** REQUIREMENT **
From the listing below, return each line that includes "SEAMEN".

** RECORDS SUPPLIED **
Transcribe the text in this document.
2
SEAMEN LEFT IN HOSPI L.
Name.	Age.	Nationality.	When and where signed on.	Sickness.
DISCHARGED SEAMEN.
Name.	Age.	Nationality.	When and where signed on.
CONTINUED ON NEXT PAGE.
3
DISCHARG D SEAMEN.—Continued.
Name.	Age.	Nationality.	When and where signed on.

** ANSWER TO THE TASK **
SEAMEN LEFT IN HOSPI L.
DISCHARGED SEAMEN.
DISCHARG D SEAMEN.—Continued.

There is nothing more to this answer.